**What the task requires:** Please quote every line of the items below word for word, leaving out the pictures.

**Dataset records:**
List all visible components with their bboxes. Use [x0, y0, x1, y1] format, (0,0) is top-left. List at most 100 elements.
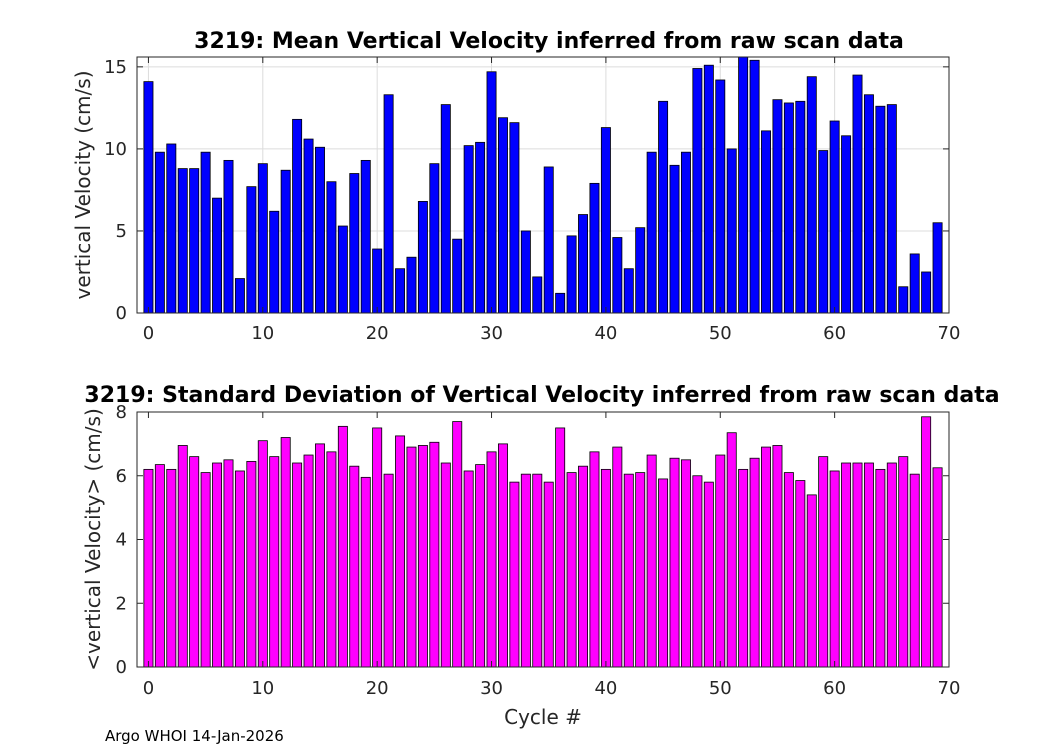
bar-cycle-2: [166, 468, 177, 668]
bar-cycle-23: [406, 256, 417, 314]
bar-cycle-45: [658, 478, 669, 668]
bar-cycle-46: [669, 164, 680, 314]
bar-cycle-11: [269, 210, 280, 314]
bar-cycle-59: [818, 150, 829, 314]
bar-cycle-18: [349, 465, 360, 668]
x-tick-label: 50: [709, 323, 732, 344]
bar-cycle-57: [795, 100, 806, 314]
bar-cycle-30: [486, 71, 497, 314]
bar-cycle-55: [772, 99, 783, 314]
x-tick-label: 40: [594, 323, 617, 344]
bar-cycle-39: [589, 451, 600, 668]
bar-cycle-8: [234, 278, 245, 314]
bar-cycle-66: [898, 286, 909, 314]
bar-cycle-69: [932, 467, 943, 668]
x-tick-label: 30: [480, 323, 503, 344]
bar-cycle-37: [566, 472, 577, 668]
footer-credit: Argo WHOI 14-Jan-2026: [105, 727, 284, 745]
bar-cycle-45: [658, 100, 669, 314]
bar-cycle-31: [497, 443, 508, 668]
bar-cycle-9: [246, 461, 257, 668]
bar-cycle-35: [543, 481, 554, 668]
bar-cycle-3: [177, 445, 188, 668]
bar-cycle-17: [337, 225, 348, 314]
bar-cycle-9: [246, 186, 257, 314]
bar-cycle-51: [726, 148, 737, 314]
bar-cycle-26: [440, 462, 451, 668]
bar-cycle-21: [383, 94, 394, 314]
bar-cycle-65: [886, 104, 897, 314]
y-tick-label: 6: [116, 466, 127, 487]
bar-cycle-59: [818, 456, 829, 668]
bar-cycle-40: [600, 468, 611, 668]
bar-cycle-53: [749, 457, 760, 668]
bar-cycle-10: [257, 440, 268, 668]
chart-title: 3219: Mean Vertical Velocity inferred fr…: [194, 29, 904, 54]
bar-cycle-48: [692, 68, 703, 314]
bar-cycle-13: [292, 462, 303, 668]
bar-cycle-22: [395, 435, 406, 668]
bar-cycle-69: [932, 222, 943, 314]
bar-cycle-20: [372, 248, 383, 314]
bar-cycle-21: [383, 473, 394, 668]
bar-cycle-19: [360, 159, 371, 314]
y-tick-label: 0: [116, 657, 127, 678]
bar-cycle-56: [783, 472, 794, 668]
bar-cycle-51: [726, 432, 737, 668]
bar-cycle-5: [200, 151, 211, 314]
bar-cycle-23: [406, 446, 417, 668]
bar-cycle-41: [612, 446, 623, 668]
bar-cycle-53: [749, 59, 760, 314]
x-tick-label: 40: [594, 678, 617, 699]
bar-cycle-39: [589, 182, 600, 314]
bar-cycle-57: [795, 480, 806, 668]
bar-cycle-64: [875, 468, 886, 668]
bar-cycle-16: [326, 451, 337, 668]
bar-cycle-36: [555, 427, 566, 668]
bar-cycle-48: [692, 475, 703, 668]
bar-cycle-6: [212, 462, 223, 668]
bar-cycle-61: [841, 135, 852, 314]
bar-cycle-49: [703, 481, 714, 668]
y-tick-label: 15: [104, 57, 127, 78]
y-tick-label: 0: [116, 303, 127, 324]
bar-cycle-7: [223, 459, 234, 668]
y-axis-label: vertical Velocity (cm/s): [71, 71, 95, 300]
bar-cycle-54: [761, 130, 771, 314]
bar-cycle-0: [143, 468, 154, 668]
bar-cycle-67: [909, 253, 920, 314]
bar-cycle-55: [772, 445, 783, 668]
bar-cycle-65: [886, 462, 897, 668]
bar-cycle-2: [166, 143, 177, 314]
bar-cycle-10: [257, 163, 268, 314]
bar-cycle-42: [623, 473, 634, 668]
bar-cycle-4: [189, 456, 200, 668]
bar-cycle-29: [475, 141, 486, 314]
x-tick-label: 10: [251, 323, 274, 344]
bar-cycle-0: [143, 81, 154, 314]
bar-cycle-33: [520, 473, 531, 668]
bar-cycle-58: [806, 494, 817, 668]
x-tick-label: 70: [938, 678, 961, 699]
bar-cycle-56: [783, 102, 794, 314]
bar-cycle-30: [486, 451, 497, 668]
bar-cycle-63: [863, 94, 874, 314]
bar-cycle-28: [463, 145, 474, 314]
bar-cycle-8: [234, 470, 245, 668]
bar-cycle-50: [715, 454, 726, 668]
bar-cycle-36: [555, 292, 566, 314]
bar-cycle-22: [395, 268, 406, 314]
bar-cycle-1: [154, 151, 165, 314]
bar-cycle-18: [349, 173, 360, 314]
bar-cycle-44: [646, 454, 657, 668]
bar-cycle-38: [578, 214, 589, 314]
bar-cycle-62: [852, 462, 863, 668]
bar-cycle-6: [212, 197, 223, 314]
bar-cycle-43: [635, 227, 646, 314]
bar-cycle-58: [806, 76, 817, 314]
x-tick-label: 70: [938, 323, 961, 344]
chart-title: 3219: Standard Deviation of Vertical Vel…: [84, 383, 999, 408]
bar-cycle-26: [440, 104, 451, 314]
y-tick-label: 2: [116, 593, 127, 614]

**Solved exercise:**
List all visible components with their bboxes. Use [x0, y0, x1, y1] format, (0,0) is top-left. List at most 100 elements.
bar-cycle-2: [166, 468, 177, 668]
bar-cycle-23: [406, 256, 417, 314]
bar-cycle-45: [658, 478, 669, 668]
bar-cycle-46: [669, 164, 680, 314]
bar-cycle-11: [269, 210, 280, 314]
bar-cycle-59: [818, 150, 829, 314]
bar-cycle-18: [349, 465, 360, 668]
x-tick-label: 50: [709, 323, 732, 344]
bar-cycle-57: [795, 100, 806, 314]
bar-cycle-30: [486, 71, 497, 314]
bar-cycle-55: [772, 99, 783, 314]
x-tick-label: 40: [594, 323, 617, 344]
bar-cycle-39: [589, 451, 600, 668]
bar-cycle-8: [234, 278, 245, 314]
bar-cycle-66: [898, 286, 909, 314]
bar-cycle-69: [932, 467, 943, 668]
x-tick-label: 30: [480, 323, 503, 344]
bar-cycle-37: [566, 472, 577, 668]
footer-credit: Argo WHOI 14-Jan-2026: [105, 727, 284, 745]
bar-cycle-45: [658, 100, 669, 314]
bar-cycle-31: [497, 443, 508, 668]
bar-cycle-9: [246, 461, 257, 668]
bar-cycle-35: [543, 481, 554, 668]
bar-cycle-3: [177, 445, 188, 668]
bar-cycle-17: [337, 225, 348, 314]
bar-cycle-9: [246, 186, 257, 314]
bar-cycle-51: [726, 148, 737, 314]
bar-cycle-26: [440, 462, 451, 668]
bar-cycle-21: [383, 94, 394, 314]
bar-cycle-65: [886, 104, 897, 314]
y-tick-label: 6: [116, 466, 127, 487]
bar-cycle-59: [818, 456, 829, 668]
bar-cycle-40: [600, 468, 611, 668]
bar-cycle-53: [749, 457, 760, 668]
bar-cycle-10: [257, 440, 268, 668]
chart-title: 3219: Mean Vertical Velocity inferred fr…: [194, 29, 904, 54]
bar-cycle-48: [692, 68, 703, 314]
bar-cycle-13: [292, 462, 303, 668]
bar-cycle-22: [395, 435, 406, 668]
bar-cycle-69: [932, 222, 943, 314]
bar-cycle-20: [372, 248, 383, 314]
bar-cycle-21: [383, 473, 394, 668]
bar-cycle-19: [360, 159, 371, 314]
y-tick-label: 0: [116, 657, 127, 678]
bar-cycle-56: [783, 472, 794, 668]
bar-cycle-51: [726, 432, 737, 668]
bar-cycle-5: [200, 151, 211, 314]
bar-cycle-23: [406, 446, 417, 668]
bar-cycle-41: [612, 446, 623, 668]
bar-cycle-53: [749, 59, 760, 314]
x-tick-label: 40: [594, 678, 617, 699]
bar-cycle-39: [589, 182, 600, 314]
bar-cycle-57: [795, 480, 806, 668]
bar-cycle-64: [875, 468, 886, 668]
bar-cycle-16: [326, 451, 337, 668]
bar-cycle-36: [555, 427, 566, 668]
bar-cycle-48: [692, 475, 703, 668]
bar-cycle-6: [212, 462, 223, 668]
bar-cycle-61: [841, 135, 852, 314]
bar-cycle-49: [703, 481, 714, 668]
y-tick-label: 15: [104, 57, 127, 78]
y-tick-label: 0: [116, 303, 127, 324]
bar-cycle-7: [223, 459, 234, 668]
y-axis-label: vertical Velocity (cm/s): [71, 71, 95, 300]
bar-cycle-54: [761, 130, 771, 314]
bar-cycle-0: [143, 468, 154, 668]
bar-cycle-67: [909, 253, 920, 314]
bar-cycle-55: [772, 445, 783, 668]
bar-cycle-65: [886, 462, 897, 668]
bar-cycle-2: [166, 143, 177, 314]
bar-cycle-10: [257, 163, 268, 314]
bar-cycle-42: [623, 473, 634, 668]
bar-cycle-4: [189, 456, 200, 668]
bar-cycle-29: [475, 141, 486, 314]
x-tick-label: 10: [251, 323, 274, 344]
bar-cycle-0: [143, 81, 154, 314]
bar-cycle-33: [520, 473, 531, 668]
bar-cycle-58: [806, 494, 817, 668]
x-tick-label: 70: [938, 678, 961, 699]
bar-cycle-56: [783, 102, 794, 314]
bar-cycle-30: [486, 451, 497, 668]
bar-cycle-63: [863, 94, 874, 314]
bar-cycle-28: [463, 145, 474, 314]
bar-cycle-8: [234, 470, 245, 668]
bar-cycle-50: [715, 454, 726, 668]
bar-cycle-36: [555, 292, 566, 314]
bar-cycle-22: [395, 268, 406, 314]
bar-cycle-1: [154, 151, 165, 314]
bar-cycle-18: [349, 173, 360, 314]
bar-cycle-44: [646, 454, 657, 668]
bar-cycle-38: [578, 214, 589, 314]
bar-cycle-62: [852, 462, 863, 668]
bar-cycle-6: [212, 197, 223, 314]
bar-cycle-43: [635, 227, 646, 314]
bar-cycle-58: [806, 76, 817, 314]
x-tick-label: 70: [938, 323, 961, 344]
chart-title: 3219: Standard Deviation of Vertical Vel…: [84, 383, 999, 408]
bar-cycle-26: [440, 104, 451, 314]
y-tick-label: 2: [116, 593, 127, 614]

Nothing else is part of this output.